## EXERCISE BRIEF
Reproduce the following rows verbatim, leaving every character as it is.
——————————
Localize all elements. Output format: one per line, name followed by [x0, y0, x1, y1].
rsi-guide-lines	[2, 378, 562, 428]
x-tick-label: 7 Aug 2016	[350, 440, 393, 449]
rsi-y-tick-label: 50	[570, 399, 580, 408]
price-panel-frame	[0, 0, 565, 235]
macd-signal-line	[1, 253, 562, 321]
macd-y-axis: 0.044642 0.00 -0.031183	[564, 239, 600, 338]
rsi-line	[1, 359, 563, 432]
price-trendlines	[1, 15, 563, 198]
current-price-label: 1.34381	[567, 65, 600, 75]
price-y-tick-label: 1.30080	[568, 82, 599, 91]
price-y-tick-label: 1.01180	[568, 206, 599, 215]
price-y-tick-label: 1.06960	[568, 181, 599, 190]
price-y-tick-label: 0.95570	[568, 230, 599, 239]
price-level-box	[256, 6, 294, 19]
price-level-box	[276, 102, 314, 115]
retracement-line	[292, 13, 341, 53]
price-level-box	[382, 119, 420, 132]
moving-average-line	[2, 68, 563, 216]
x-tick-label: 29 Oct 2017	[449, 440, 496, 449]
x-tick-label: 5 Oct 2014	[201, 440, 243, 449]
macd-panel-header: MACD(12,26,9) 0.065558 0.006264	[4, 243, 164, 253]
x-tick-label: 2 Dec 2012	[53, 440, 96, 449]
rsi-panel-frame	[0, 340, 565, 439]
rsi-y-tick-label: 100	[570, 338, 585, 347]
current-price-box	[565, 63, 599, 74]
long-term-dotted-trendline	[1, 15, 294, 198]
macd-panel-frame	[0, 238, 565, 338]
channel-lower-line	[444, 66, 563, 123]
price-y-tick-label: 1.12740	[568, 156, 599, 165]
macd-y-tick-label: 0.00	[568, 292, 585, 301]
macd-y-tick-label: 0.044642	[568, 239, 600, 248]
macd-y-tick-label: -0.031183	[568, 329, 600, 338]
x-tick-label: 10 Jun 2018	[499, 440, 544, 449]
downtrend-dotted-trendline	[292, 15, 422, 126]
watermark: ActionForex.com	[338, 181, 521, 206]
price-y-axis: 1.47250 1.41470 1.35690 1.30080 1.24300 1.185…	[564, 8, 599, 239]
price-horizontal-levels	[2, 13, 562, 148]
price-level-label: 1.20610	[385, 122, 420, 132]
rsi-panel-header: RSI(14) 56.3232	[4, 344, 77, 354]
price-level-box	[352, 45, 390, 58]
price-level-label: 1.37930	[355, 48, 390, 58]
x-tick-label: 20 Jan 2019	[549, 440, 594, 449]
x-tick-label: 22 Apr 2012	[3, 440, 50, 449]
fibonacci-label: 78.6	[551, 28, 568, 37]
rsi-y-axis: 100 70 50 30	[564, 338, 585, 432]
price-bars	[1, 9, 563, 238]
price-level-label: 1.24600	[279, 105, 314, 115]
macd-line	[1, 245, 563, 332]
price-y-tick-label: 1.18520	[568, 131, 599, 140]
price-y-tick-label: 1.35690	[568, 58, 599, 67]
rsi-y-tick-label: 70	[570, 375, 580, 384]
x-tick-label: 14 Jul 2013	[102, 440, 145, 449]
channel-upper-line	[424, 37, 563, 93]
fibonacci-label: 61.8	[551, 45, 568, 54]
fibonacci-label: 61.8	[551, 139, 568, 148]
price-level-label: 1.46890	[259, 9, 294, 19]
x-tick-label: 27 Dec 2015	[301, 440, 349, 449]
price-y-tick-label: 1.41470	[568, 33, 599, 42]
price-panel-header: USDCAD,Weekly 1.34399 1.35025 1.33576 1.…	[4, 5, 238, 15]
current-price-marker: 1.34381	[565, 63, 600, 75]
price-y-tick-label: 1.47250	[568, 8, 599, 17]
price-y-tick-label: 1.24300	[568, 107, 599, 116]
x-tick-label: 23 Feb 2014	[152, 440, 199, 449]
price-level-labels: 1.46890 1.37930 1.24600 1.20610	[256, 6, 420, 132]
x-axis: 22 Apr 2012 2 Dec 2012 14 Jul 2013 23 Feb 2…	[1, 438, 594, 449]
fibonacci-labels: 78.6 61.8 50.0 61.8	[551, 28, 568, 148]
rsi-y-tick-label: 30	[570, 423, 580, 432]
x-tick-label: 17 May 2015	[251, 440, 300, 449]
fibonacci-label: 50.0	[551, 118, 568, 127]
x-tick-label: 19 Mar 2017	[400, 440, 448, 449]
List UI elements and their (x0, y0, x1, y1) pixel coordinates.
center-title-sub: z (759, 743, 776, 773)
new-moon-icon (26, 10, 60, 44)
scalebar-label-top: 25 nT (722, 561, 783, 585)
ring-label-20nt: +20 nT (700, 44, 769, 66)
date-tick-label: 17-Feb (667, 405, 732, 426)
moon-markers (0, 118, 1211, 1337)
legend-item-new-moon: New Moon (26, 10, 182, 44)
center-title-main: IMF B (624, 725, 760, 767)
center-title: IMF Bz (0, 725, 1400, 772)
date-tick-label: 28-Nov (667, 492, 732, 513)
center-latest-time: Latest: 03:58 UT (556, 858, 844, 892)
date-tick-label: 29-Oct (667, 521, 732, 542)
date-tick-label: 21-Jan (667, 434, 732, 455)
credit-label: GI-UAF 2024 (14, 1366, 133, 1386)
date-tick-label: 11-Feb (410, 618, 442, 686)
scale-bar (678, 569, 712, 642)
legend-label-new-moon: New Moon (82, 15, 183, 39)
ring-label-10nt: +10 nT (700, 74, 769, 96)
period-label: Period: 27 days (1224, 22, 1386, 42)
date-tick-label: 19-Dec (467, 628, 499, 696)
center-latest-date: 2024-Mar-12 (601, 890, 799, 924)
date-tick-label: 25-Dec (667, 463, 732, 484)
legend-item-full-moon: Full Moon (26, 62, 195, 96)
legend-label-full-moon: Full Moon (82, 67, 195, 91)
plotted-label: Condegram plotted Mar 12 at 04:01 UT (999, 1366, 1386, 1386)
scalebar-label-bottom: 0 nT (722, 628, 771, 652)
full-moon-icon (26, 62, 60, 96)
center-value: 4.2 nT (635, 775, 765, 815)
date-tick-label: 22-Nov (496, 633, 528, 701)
——————————
## PROBLEM SOLUTION
Localize all elements. Output format: one per line, name followed by [x0, y0, x1, y1].
rsi-guide-lines	[2, 378, 562, 428]
x-tick-label: 7 Aug 2016	[350, 440, 393, 449]
rsi-y-tick-label: 50	[570, 399, 580, 408]
price-panel-frame	[0, 0, 565, 235]
macd-signal-line	[1, 253, 562, 321]
macd-y-axis: 0.044642 0.00 -0.031183	[564, 239, 600, 338]
rsi-line	[1, 359, 563, 432]
price-trendlines	[1, 15, 563, 198]
current-price-label: 1.34381	[567, 65, 600, 75]
price-y-tick-label: 1.30080	[568, 82, 599, 91]
price-y-tick-label: 1.01180	[568, 206, 599, 215]
price-y-tick-label: 1.06960	[568, 181, 599, 190]
price-y-tick-label: 0.95570	[568, 230, 599, 239]
price-level-box	[256, 6, 294, 19]
price-level-box	[276, 102, 314, 115]
retracement-line	[292, 13, 341, 53]
price-level-box	[382, 119, 420, 132]
moving-average-line	[2, 68, 563, 216]
x-tick-label: 29 Oct 2017	[449, 440, 496, 449]
x-tick-label: 5 Oct 2014	[201, 440, 243, 449]
macd-panel-header: MACD(12,26,9) 0.065558 0.006264	[4, 243, 164, 253]
x-tick-label: 2 Dec 2012	[53, 440, 96, 449]
rsi-panel-frame	[0, 340, 565, 439]
rsi-y-tick-label: 100	[570, 338, 585, 347]
current-price-box	[565, 63, 599, 74]
long-term-dotted-trendline	[1, 15, 294, 198]
macd-panel-frame	[0, 238, 565, 338]
channel-lower-line	[444, 66, 563, 123]
price-y-tick-label: 1.12740	[568, 156, 599, 165]
macd-y-tick-label: 0.00	[568, 292, 585, 301]
macd-y-tick-label: 0.044642	[568, 239, 600, 248]
macd-y-tick-label: -0.031183	[568, 329, 600, 338]
x-tick-label: 10 Jun 2018	[499, 440, 544, 449]
downtrend-dotted-trendline	[292, 15, 422, 126]
watermark: ActionForex.com	[338, 181, 521, 206]
price-y-axis: 1.47250 1.41470 1.35690 1.30080 1.24300 1.185…	[564, 8, 599, 239]
price-horizontal-levels	[2, 13, 562, 148]
price-level-label: 1.20610	[385, 122, 420, 132]
rsi-panel-header: RSI(14) 56.3232	[4, 344, 77, 354]
price-level-box	[352, 45, 390, 58]
price-level-label: 1.37930	[355, 48, 390, 58]
x-tick-label: 20 Jan 2019	[549, 440, 594, 449]
x-tick-label: 22 Apr 2012	[3, 440, 50, 449]
fibonacci-label: 78.6	[551, 28, 568, 37]
rsi-y-axis: 100 70 50 30	[564, 338, 585, 432]
price-bars	[1, 9, 563, 238]
price-level-label: 1.24600	[279, 105, 314, 115]
macd-line	[1, 245, 563, 332]
price-y-tick-label: 1.18520	[568, 131, 599, 140]
price-y-tick-label: 1.35690	[568, 58, 599, 67]
rsi-y-tick-label: 70	[570, 375, 580, 384]
x-tick-label: 14 Jul 2013	[102, 440, 145, 449]
channel-upper-line	[424, 37, 563, 93]
fibonacci-label: 61.8	[551, 45, 568, 54]
fibonacci-label: 61.8	[551, 139, 568, 148]
price-level-label: 1.46890	[259, 9, 294, 19]
x-tick-label: 27 Dec 2015	[301, 440, 349, 449]
price-y-tick-label: 1.41470	[568, 33, 599, 42]
price-panel-header: USDCAD,Weekly 1.34399 1.35025 1.33576 1.…	[4, 5, 238, 15]
current-price-marker: 1.34381	[565, 63, 600, 75]
price-y-tick-label: 1.47250	[568, 8, 599, 17]
price-y-tick-label: 1.24300	[568, 107, 599, 116]
x-tick-label: 23 Feb 2014	[152, 440, 199, 449]
price-level-labels: 1.46890 1.37930 1.24600 1.20610	[256, 6, 420, 132]
x-axis: 22 Apr 2012 2 Dec 2012 14 Jul 2013 23 Feb 2…	[1, 438, 594, 449]
fibonacci-labels: 78.6 61.8 50.0 61.8	[551, 28, 568, 148]
rsi-y-tick-label: 30	[570, 423, 580, 432]
x-tick-label: 17 May 2015	[251, 440, 300, 449]
fibonacci-label: 50.0	[551, 118, 568, 127]
x-tick-label: 19 Mar 2017	[400, 440, 448, 449]
List UI elements and their (x0, y0, x1, y1) pixel coordinates.
center-title-sub: z (759, 743, 776, 773)
new-moon-icon (26, 10, 60, 44)
scalebar-label-top: 25 nT (722, 561, 783, 585)
ring-label-20nt: +20 nT (700, 44, 769, 66)
date-tick-label: 17-Feb (667, 405, 732, 426)
moon-markers (0, 118, 1211, 1337)
legend-item-new-moon: New Moon (26, 10, 182, 44)
center-title-main: IMF B (624, 725, 760, 767)
center-title: IMF Bz (0, 725, 1400, 772)
date-tick-label: 28-Nov (667, 492, 732, 513)
center-latest-time: Latest: 03:58 UT (556, 858, 844, 892)
date-tick-label: 29-Oct (667, 521, 732, 542)
date-tick-label: 21-Jan (667, 434, 732, 455)
credit-label: GI-UAF 2024 (14, 1366, 133, 1386)
date-tick-label: 11-Feb (410, 618, 442, 686)
scale-bar (678, 569, 712, 642)
legend-label-new-moon: New Moon (82, 15, 183, 39)
ring-label-10nt: +10 nT (700, 74, 769, 96)
period-label: Period: 27 days (1224, 22, 1386, 42)
date-tick-label: 19-Dec (467, 628, 499, 696)
center-latest-date: 2024-Mar-12 (601, 890, 799, 924)
date-tick-label: 25-Dec (667, 463, 732, 484)
legend-item-full-moon: Full Moon (26, 62, 195, 96)
legend-label-full-moon: Full Moon (82, 67, 195, 91)
plotted-label: Condegram plotted Mar 12 at 04:01 UT (999, 1366, 1386, 1386)
scalebar-label-bottom: 0 nT (722, 628, 771, 652)
full-moon-icon (26, 62, 60, 96)
center-value: 4.2 nT (635, 775, 765, 815)
date-tick-label: 22-Nov (496, 633, 528, 701)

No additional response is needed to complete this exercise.